Brief: Skip the images and return the records below exactly.

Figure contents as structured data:
⟨
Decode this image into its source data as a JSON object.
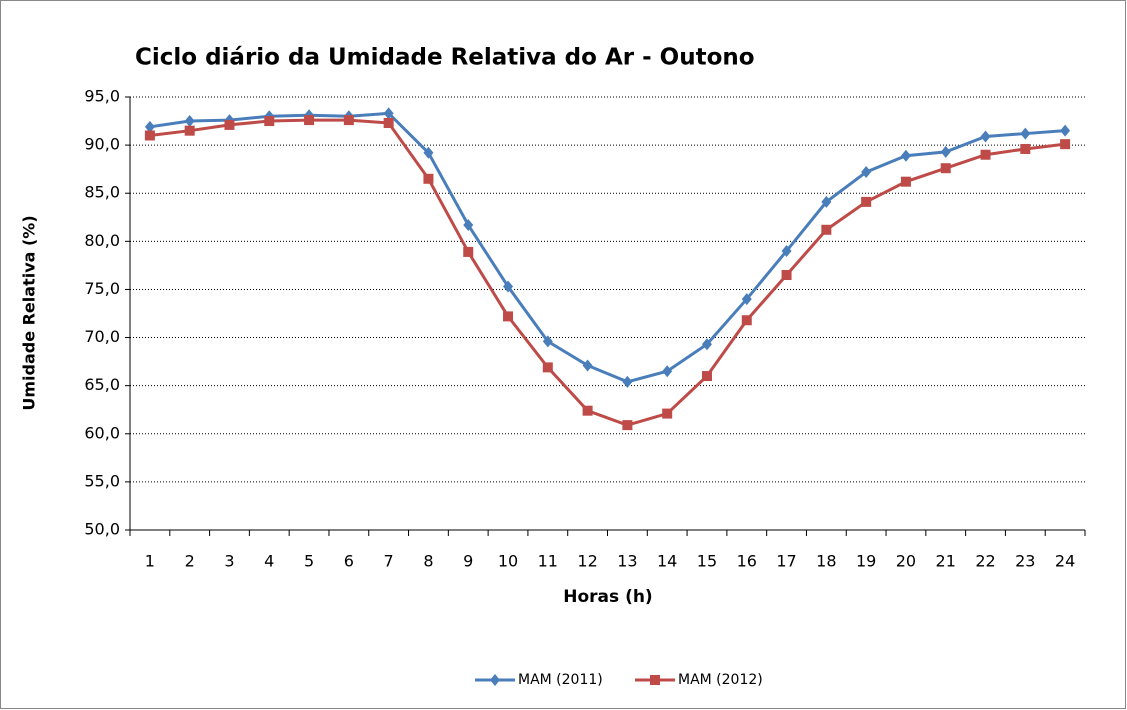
{
  "chart_data": {
    "type": "line",
    "title": "Ciclo diário da Umidade Relativa do Ar - Outono",
    "x_label": "Horas (h)",
    "y_label": "Umidade Relativa (%)",
    "categories": [
      "1",
      "2",
      "3",
      "4",
      "5",
      "6",
      "7",
      "8",
      "9",
      "10",
      "11",
      "12",
      "13",
      "14",
      "15",
      "16",
      "17",
      "18",
      "19",
      "20",
      "21",
      "22",
      "23",
      "24"
    ],
    "series": [
      {
        "name": "MAM (2011)",
        "color": "#4a7ebb",
        "marker": "diamond",
        "values": [
          91.9,
          92.5,
          92.6,
          93.0,
          93.1,
          93.0,
          93.3,
          89.2,
          81.7,
          75.3,
          69.6,
          67.1,
          65.4,
          66.5,
          69.3,
          74.0,
          79.0,
          84.1,
          87.2,
          88.9,
          89.3,
          90.9,
          91.2,
          91.5
        ]
      },
      {
        "name": "MAM (2012)",
        "color": "#be4b48",
        "marker": "square",
        "values": [
          91.0,
          91.5,
          92.1,
          92.5,
          92.6,
          92.6,
          92.3,
          86.5,
          78.9,
          72.2,
          66.9,
          62.4,
          60.9,
          62.1,
          66.0,
          71.8,
          76.5,
          81.2,
          84.1,
          86.2,
          87.6,
          89.0,
          89.6,
          90.1
        ]
      }
    ],
    "ylim": [
      50,
      95
    ],
    "yticks": [
      {
        "value": 50,
        "label": "50,0"
      },
      {
        "value": 55,
        "label": "55,0"
      },
      {
        "value": 60,
        "label": "60,0"
      },
      {
        "value": 65,
        "label": "65,0"
      },
      {
        "value": 70,
        "label": "70,0"
      },
      {
        "value": 75,
        "label": "75,0"
      },
      {
        "value": 80,
        "label": "80,0"
      },
      {
        "value": 85,
        "label": "85,0"
      },
      {
        "value": 90,
        "label": "90,0"
      },
      {
        "value": 95,
        "label": "95,0"
      }
    ],
    "grid": true,
    "legend": "bottom"
  }
}
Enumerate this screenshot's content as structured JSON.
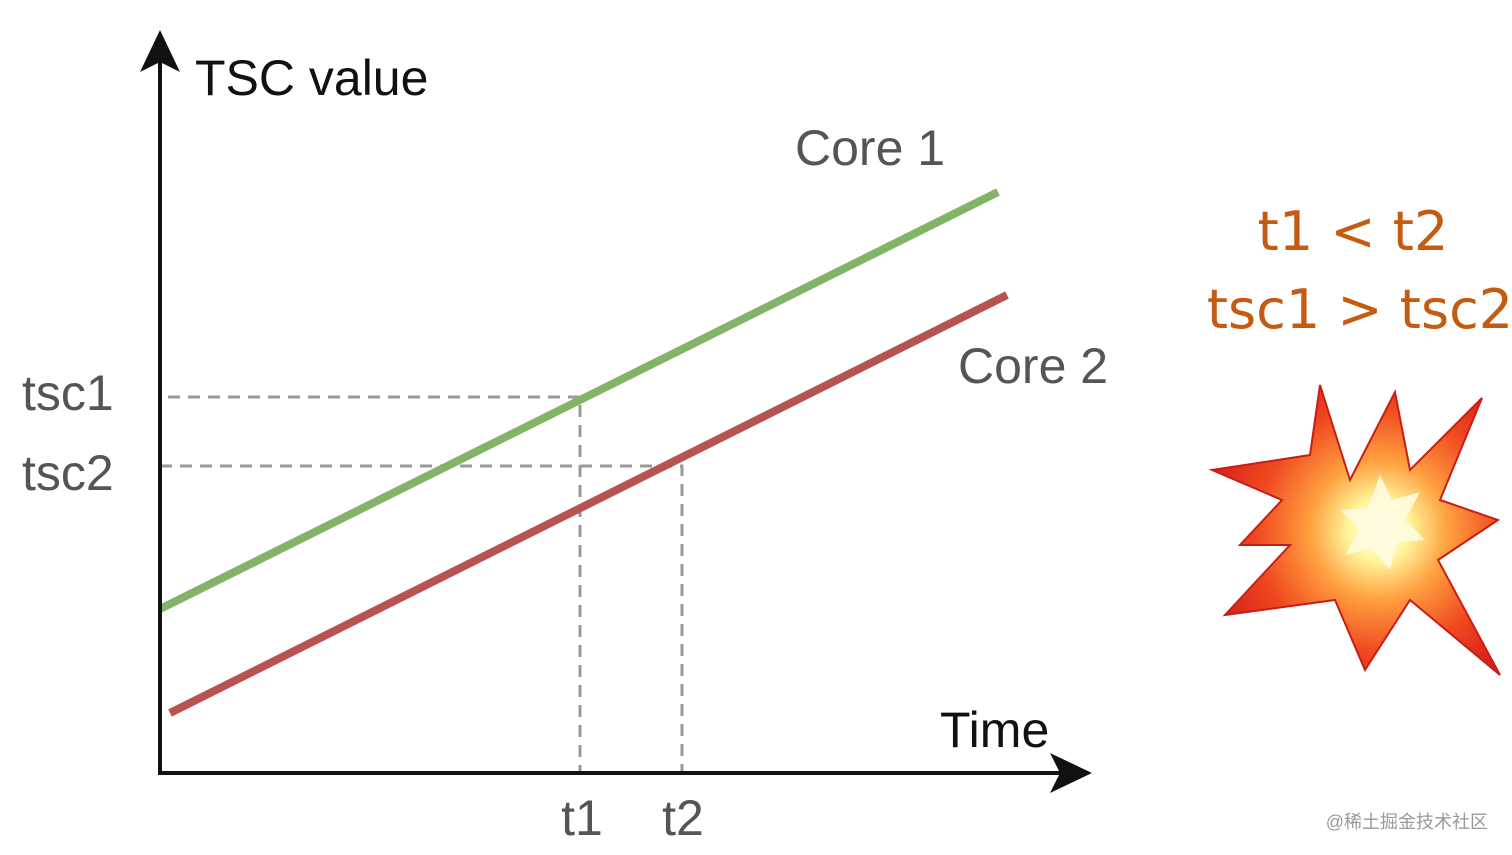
{
  "diagram": {
    "y_axis_label": "TSC value",
    "x_axis_label": "Time",
    "lines": [
      {
        "label": "Core 1"
      },
      {
        "label": "Core 2"
      }
    ],
    "y_marks": [
      "tsc1",
      "tsc2"
    ],
    "x_marks": [
      "t1",
      "t2"
    ],
    "notes": [
      "t1 < t2",
      "tsc1 > tsc2"
    ],
    "watermark": "@稀土掘金技术社区"
  }
}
⟩
Solution to the problem:
Decode this image into its source data as a JSON object.
{
  "chart_data": {
    "type": "line",
    "title": "Ciclo diário da Umidade Relativa do Ar - Outono",
    "x_label": "Horas (h)",
    "y_label": "Umidade Relativa (%)",
    "categories": [
      "1",
      "2",
      "3",
      "4",
      "5",
      "6",
      "7",
      "8",
      "9",
      "10",
      "11",
      "12",
      "13",
      "14",
      "15",
      "16",
      "17",
      "18",
      "19",
      "20",
      "21",
      "22",
      "23",
      "24"
    ],
    "series": [
      {
        "name": "MAM (2011)",
        "color": "#4a7ebb",
        "marker": "diamond",
        "values": [
          91.9,
          92.5,
          92.6,
          93.0,
          93.1,
          93.0,
          93.3,
          89.2,
          81.7,
          75.3,
          69.6,
          67.1,
          65.4,
          66.5,
          69.3,
          74.0,
          79.0,
          84.1,
          87.2,
          88.9,
          89.3,
          90.9,
          91.2,
          91.5
        ]
      },
      {
        "name": "MAM (2012)",
        "color": "#be4b48",
        "marker": "square",
        "values": [
          91.0,
          91.5,
          92.1,
          92.5,
          92.6,
          92.6,
          92.3,
          86.5,
          78.9,
          72.2,
          66.9,
          62.4,
          60.9,
          62.1,
          66.0,
          71.8,
          76.5,
          81.2,
          84.1,
          86.2,
          87.6,
          89.0,
          89.6,
          90.1
        ]
      }
    ],
    "ylim": [
      50,
      95
    ],
    "yticks": [
      {
        "value": 50,
        "label": "50,0"
      },
      {
        "value": 55,
        "label": "55,0"
      },
      {
        "value": 60,
        "label": "60,0"
      },
      {
        "value": 65,
        "label": "65,0"
      },
      {
        "value": 70,
        "label": "70,0"
      },
      {
        "value": 75,
        "label": "75,0"
      },
      {
        "value": 80,
        "label": "80,0"
      },
      {
        "value": 85,
        "label": "85,0"
      },
      {
        "value": 90,
        "label": "90,0"
      },
      {
        "value": 95,
        "label": "95,0"
      }
    ],
    "grid": true,
    "legend": "bottom"
  }
}
Enumerate this screenshot's content as structured JSON.
{
  "diagram": {
    "y_axis_label": "TSC value",
    "x_axis_label": "Time",
    "lines": [
      {
        "label": "Core 1"
      },
      {
        "label": "Core 2"
      }
    ],
    "y_marks": [
      "tsc1",
      "tsc2"
    ],
    "x_marks": [
      "t1",
      "t2"
    ],
    "notes": [
      "t1 < t2",
      "tsc1 > tsc2"
    ],
    "watermark": "@稀土掘金技术社区"
  }
}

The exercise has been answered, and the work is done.